What is the count of lines that hold the word "Chancen"? Give only the number.

------------------------------------------------------------------------

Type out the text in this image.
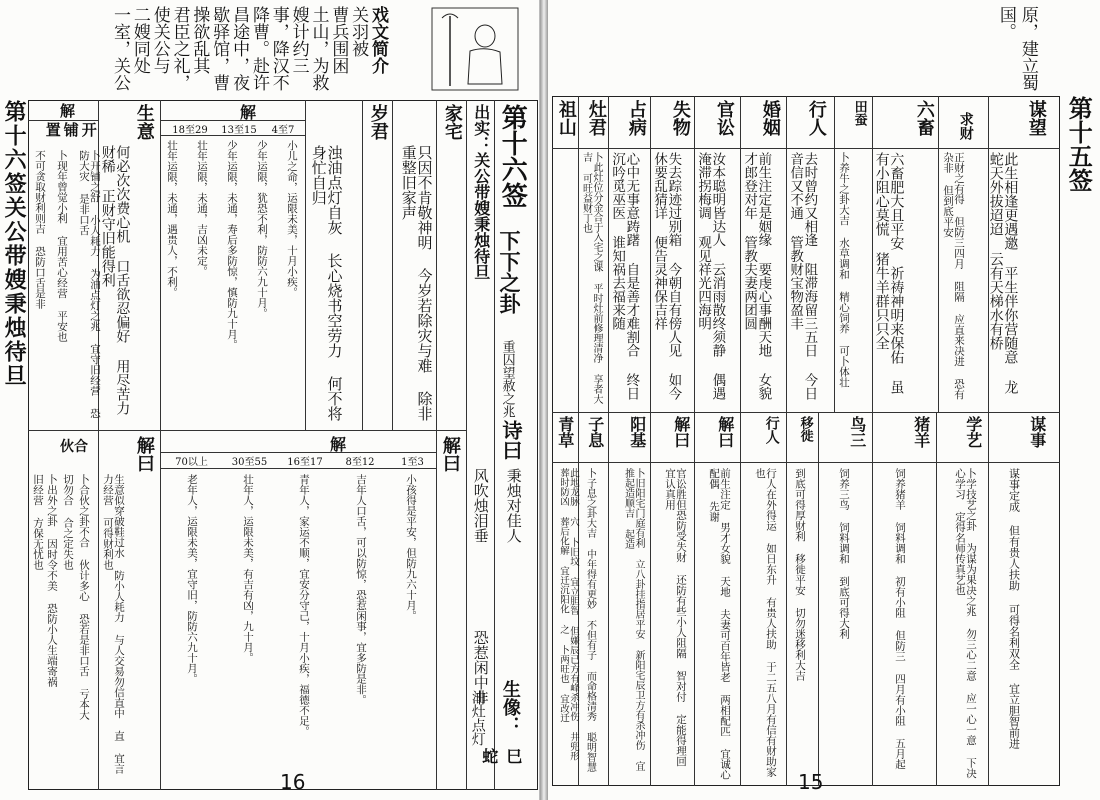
第十六签关公带嫂秉烛待旦
戏文简介
关羽被
曹兵围困
土山，为救
嫂计约三
事，降汉不
降曹。赴许
昌途中，夜
歇驿馆，曹
操欲乱其
君臣之礼，
使关公与
二嫂同处
一室，关公
第十六签
下下之卦
重囚望赦之兆
出实：关公带嫂秉烛待旦
诗曰
秉烛对佳人
风吹烛泪垂
恐惹闲中非
生像：
巳
蛇
油灶点灯
家宅
只因不肯敬神明 今岁若除灾与难 除非重整旧家声
岁君
浊油点灯自灰 长心烧书空劳力 何不将身忙自归
解
4至7
13至15
18至29
小儿之命，运限未美，十月小疾。
少年运限，犹恐不利，防防六九十月。
少年运限，未通，寿后多防惊，慎防九十月。
壮年运限，未通，吉凶未定。
壮年运限，未通，遇贵人，不利。
生意
何必次次费心机 口舌欲忍偏好 用尽苦力财稀 正财守旧能得利
解
开
铺
置
卜开铺之舒 小人耗力 为油点灯之兆 宜守旧经营 恐防大灾 是非口舌
卜现年曾觉小利 宜用苦心经营 平安也
不可贪取财利则吉 恐防口舌是非
解曰
解
1至3
8至12
16至17
30至55
70以上
小孩得是平安，但防九六十月。
吉年人口舌，可以防惊，恐惹闲事，宜多防是非。
青年人，家运不顺，宜安分守己，十月小疾，福德不足。
壮年人，运限未美，有吉有凶，九十月。
老年人，运限未美，宜守旧，防防六九十月。
解曰
生意似穿破鞋过水 防小人耗力 与人交易勿信直中 直 宜言力经营 可得财利也
伙合
卜合伙之卦不合 伙计多心 恐若是非口舌 亏本大
切勿合 合之定失也
卜出外之卦 因时令不美 恐防小人生端寄祸
旧经营 方保无忧也
16
原，建立蜀
国。
第十五签
谋望
此生相逢更遇邀 平生伴你营随意 龙蛇天外拔迢迢 云有天梯水有桥
求财
正财之有得 但防三四月 阻隔 应直来决进 恐有杂非 但到底平安
六畜
六畜肥大且平安 祈祷神明来保佑 虽有小阻心莫慌 猪牛羊群只只全
田蚕
卜养牛之卦大吉 水草调和 精心饲养 可卜体壮
行人
去时曾约又相逢 阻滞海留三五日 今日音信又不通 管教财宝物盈丰
婚姻
前生注定是姻缘 要虔心事酬天地 女貌才郎登对年 管教夫妻两团圆
官讼
汝本聪明皆达人 云消雨散终须静 偶遇淹滞拐梅调 观见祥光四海明
失物
失去踪迹过别箱 今朝自有傍人见 如今休要乱猜详 便告灵神保吉祥
占病
心中无事意踌躇 自是善才难割合 终日沉吟觅巫医 谁知祸去福来随
灶君
卜此灶位分金合于入宅之课 平时灶前修理清净 享者大吉 可旺益财丁也
祖山
谋事
谋事定成 但有贵人扶助 可得名利双全 宜立胆智前进
学艺
卜学技艺之卦 为谋为果决之兆 勿三心二意 应一心一意 下决心学习 定得名师传真艺也
猪羊
饲养猪羊 饲料调和 初有小阻 但防三 四月有小阻 五月起
鸟三
饲养三鸟 饲料调和 到底可得大利
移徙
到底可得厚财利 移徙平安 切勿迷移利大吉
行人
行人在外得运 如日东升 有贵人扶助 于二五八月有信有财助家也
解曰
前生注定 男才女貌 天地 夫妻可百年皆老 两相配匹 宜诚心配偶 先谢
解曰
官讼胜但恐防受失财 还防有些小人阻隔 智对付 定能得理回 宜认真用
阳基
卜旧阳宅门庭有利 立八卦挂指居平安 新阳宅辰卫方有杀冲伤 宜推起造顺吉 起造
子息
卜子息之卦大吉 中年得有更妙 不但有子 而命格清秀 聪明智慧
青草
此地龙脉 穴 卜旧坟 宜立胆智 但嫌辰已方有峰杀冲伤 井兜形 葬时防凶 葬后化解 宜迁沉阳化 之 卜两旺也 宜改迁
15
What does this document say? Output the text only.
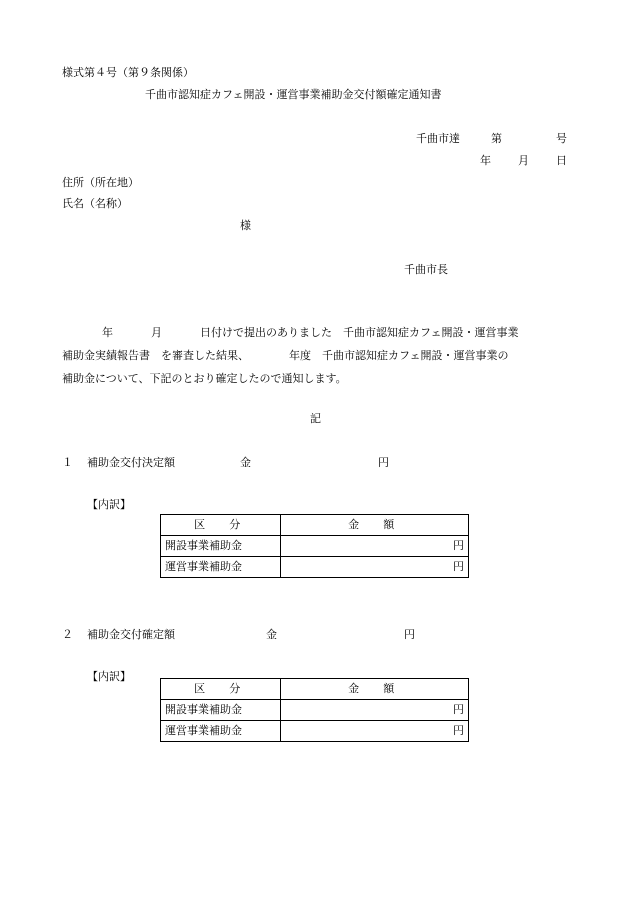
様式第４号（第９条関係）
千曲市認知症カフェ開設・運営事業補助金交付額確定通知書
千曲市達	第	号
年 月 日
住所（所在地）
氏名（名称）
様
千曲市長
年	月	日付けで提出のありました　千曲市認知症カフェ開設・運営事業
補助金実績報告書　を審査した結果、	年度　千曲市認知症カフェ開設・運営事業の
補助金について、下記のとおり確定したので通知します。
記
１ 補助金交付決定額	金	円
【内訳】
区　分	金　額
開設事業補助金	円
運営事業補助金	円
２ 補助金交付確定額	金	円
【内訳】
区　分	金　額
開設事業補助金	円
運営事業補助金	円
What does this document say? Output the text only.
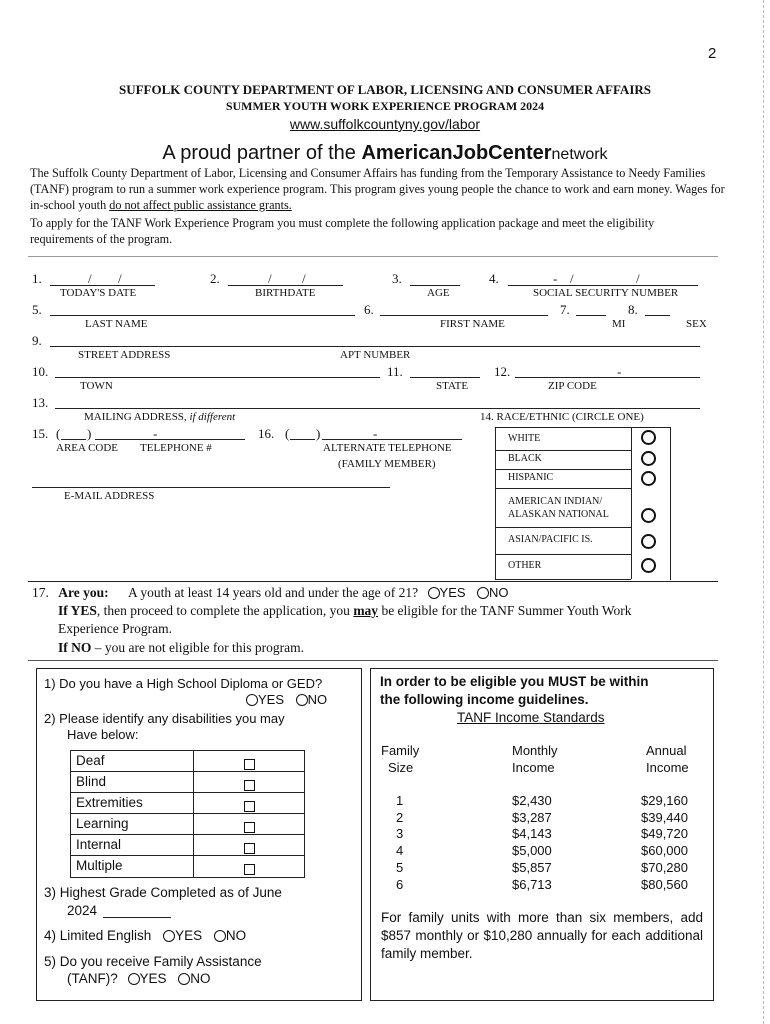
2
SUFFOLK COUNTY DEPARTMENT OF LABOR, LICENSING AND CONSUMER AFFAIRS
SUMMER YOUTH WORK EXPERIENCE PROGRAM 2024
www.suffolkcountyny.gov/labor
A proud partner of the AmericanJobCenternetwork
The Suffolk County Department of Labor, Licensing and Consumer Affairs has funding from the Temporary Assistance to Needy Families (TANF) program to run a summer work experience program. This program gives young people the chance to work and earn money. Wages for in-school youth do not affect public assistance grants.
To apply for the TANF Work Experience Program you must complete the following application package and meet the eligibility requirements of the program.
1.	/ /
TODAY'S DATE
2.	/ /
BIRTHDATE
3.
AGE
4.	- /	/
SOCIAL SECURITY NUMBER
5.
LAST NAME
6.
FIRST NAME
7.
MI
8.
SEX
9.
STREET ADDRESS	APT NUMBER
10.
TOWN
11.
STATE
12.	-
ZIP CODE
13.
MAILING ADDRESS, if different	14. RACE/ETHNIC (CIRCLE ONE)
15. ( )	-
AREA CODE TELEPHONE #
16. ( )	-
ALTERNATE TELEPHONE
(FAMILY MEMBER)
E-MAIL ADDRESS
WHITE
BLACK
HISPANIC
AMERICAN INDIAN/
ALASKAN NATIONAL
ASIAN/PACIFIC IS.
OTHER
17. Are you: A youth at least 14 years old and under the age of 21? YES NO
If YES, then proceed to complete the application, you may be eligible for the TANF Summer Youth Work
Experience Program.
If NO – you are not eligible for this program.
1) Do you have a High School Diploma or GED?
YES NO
2) Please identify any disabilities you may
Have below:
Deaf
Blind
Extremities
Learning
Internal
Multiple
3) Highest Grade Completed as of June
2024
4) Limited English YES NO
5) Do you receive Family Assistance
(TANF)? YES NO
In order to be eligible you MUST be within
the following income guidelines.
TANF Income Standards
Family
Size
Monthly
Income
Annual
Income
1	$2,430	$29,160
2	$3,287	$39,440
3	$4,143	$49,720
4	$5,000	$60,000
5	$5,857	$70,280
6	$6,713	$80,560
For family units with more than six members, add $857 monthly or $10,280 annually for each additional family member.
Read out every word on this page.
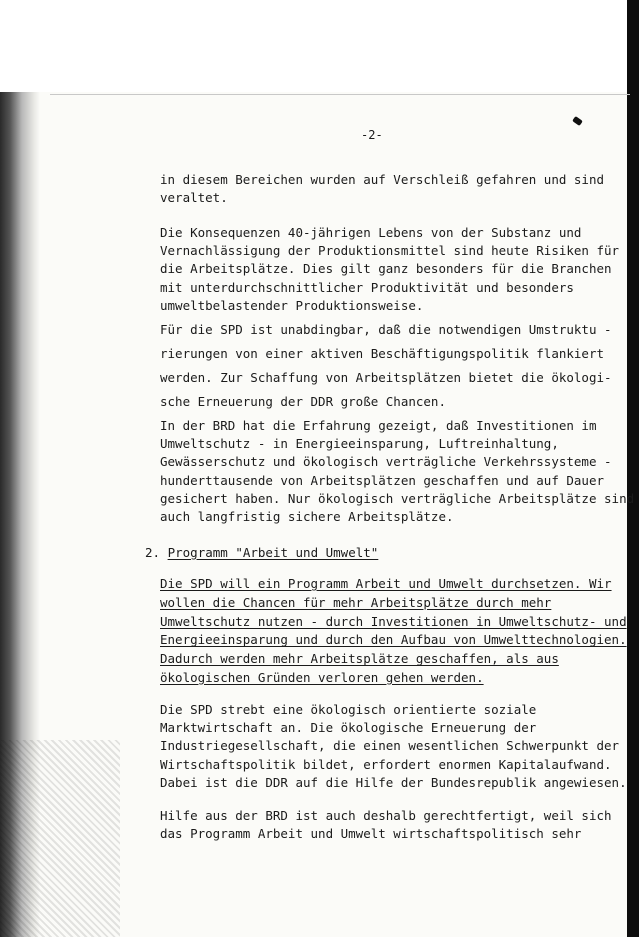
-2-

in diesem Bereichen wurden auf Verschleiß gefahren und sind

veraltet.

Die Konsequenzen 40-jährigen Lebens von der Substanz und

Vernachlässigung der Produktionsmittel sind heute Risiken für

die Arbeitsplätze. Dies gilt ganz besonders für die Branchen

mit unterdurchschnittlicher Produktivität und besonders

umweltbelastender Produktionsweise.

Für die SPD ist unabdingbar, daß die notwendigen Umstruktu -

rierungen von einer aktiven Beschäftigungspolitik flankiert

werden. Zur Schaffung von Arbeitsplätzen bietet die ökologi-

sche Erneuerung der DDR große Chancen.

In der BRD hat die Erfahrung gezeigt, daß Investitionen im

Umweltschutz - in Energieeinsparung, Luftreinhaltung,

Gewässerschutz und ökologisch verträgliche Verkehrssysteme -

hunderttausende von Arbeitsplätzen geschaffen und auf Dauer

gesichert haben. Nur ökologisch verträgliche Arbeitsplätze sind

auch langfristig sichere Arbeitsplätze.

2. Programm "Arbeit und Umwelt"

Die SPD will ein Programm Arbeit und Umwelt durchsetzen. Wir

wollen die Chancen für mehr Arbeitsplätze durch mehr

Umweltschutz nutzen - durch Investitionen in Umweltschutz- und

Energieeinsparung und durch den Aufbau von Umwelttechnologien.

Dadurch werden mehr Arbeitsplätze geschaffen, als aus

ökologischen Gründen verloren gehen werden.

Die SPD strebt eine ökologisch orientierte soziale

Marktwirtschaft an. Die ökologische Erneuerung der

Industriegesellschaft, die einen wesentlichen Schwerpunkt der

Wirtschaftspolitik bildet, erfordert enormen Kapitalaufwand.

Dabei ist die DDR auf die Hilfe der Bundesrepublik angewiesen.

Hilfe aus der BRD ist auch deshalb gerechtfertigt, weil sich

das Programm Arbeit und Umwelt wirtschaftspolitisch sehr
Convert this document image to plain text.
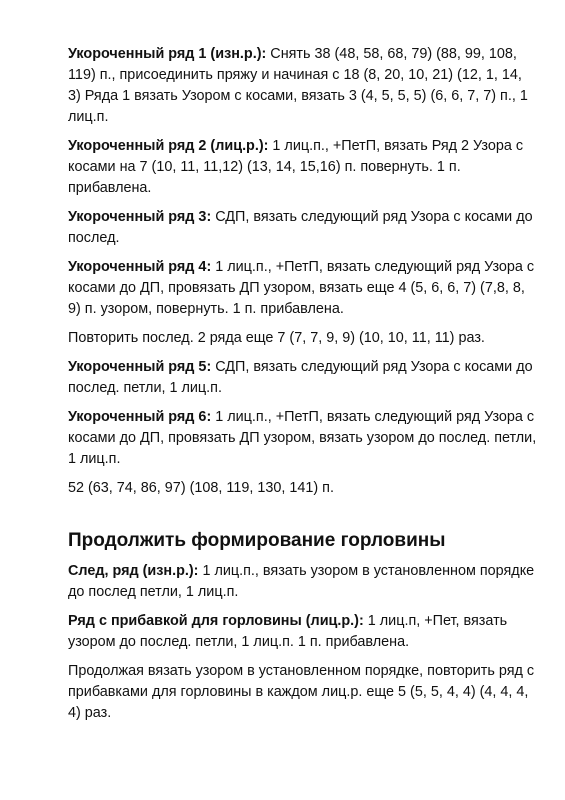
Укороченный ряд 1 (изн.р.): Снять 38 (48, 58, 68, 79) (88, 99, 108, 119) п., присоединить пряжу и начиная с 18 (8, 20, 10, 21) (12, 1, 14, 3) Ряда 1 вязать Узором с косами, вязать 3 (4, 5, 5, 5) (6, 6, 7, 7) п., 1 лиц.п.

Укороченный ряд 2 (лиц.р.): 1 лиц.п., +ПетП, вязать Ряд 2 Узора с косами на 7 (10, 11, 11,12) (13, 14, 15,16) п. повернуть. 1 п. прибавлена.

Укороченный ряд 3: СДП, вязать следующий ряд Узора с косами до послед.

Укороченный ряд 4: 1 лиц.п., +ПетП, вязать следующий ряд Узора с косами до ДП, провязать ДП узором, вязать еще 4 (5, 6, 6, 7) (7,8, 8, 9) п. узором, повернуть. 1 п. прибавлена.

Повторить послед. 2 ряда еще 7 (7, 7, 9, 9) (10, 10, 11, 11) раз.

Укороченный ряд 5: СДП, вязать следующий ряд Узора с косами до послед. петли, 1 лиц.п.

Укороченный ряд 6: 1 лиц.п., +ПетП, вязать следующий ряд Узора с косами до ДП, провязать ДП узором, вязать узором до послед. петли, 1 лиц.п.

52 (63, 74, 86, 97) (108, 119, 130, 141) п.

Продолжить формирование горловины

След, ряд (изн.р.): 1 лиц.п., вязать узором в установленном порядке до послед петли, 1 лиц.п.

Ряд с прибавкой для горловины (лиц.р.): 1 лиц.п, +Пет, вязать узором до послед. петли, 1 лиц.п. 1 п. прибавлена.

Продолжая вязать узором в установленном порядке, повторить ряд с прибавками для горловины в каждом лиц.р. еще 5 (5, 5, 4, 4) (4, 4, 4, 4) раз.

------------------------------------------------------------------------

* Problem solution: 2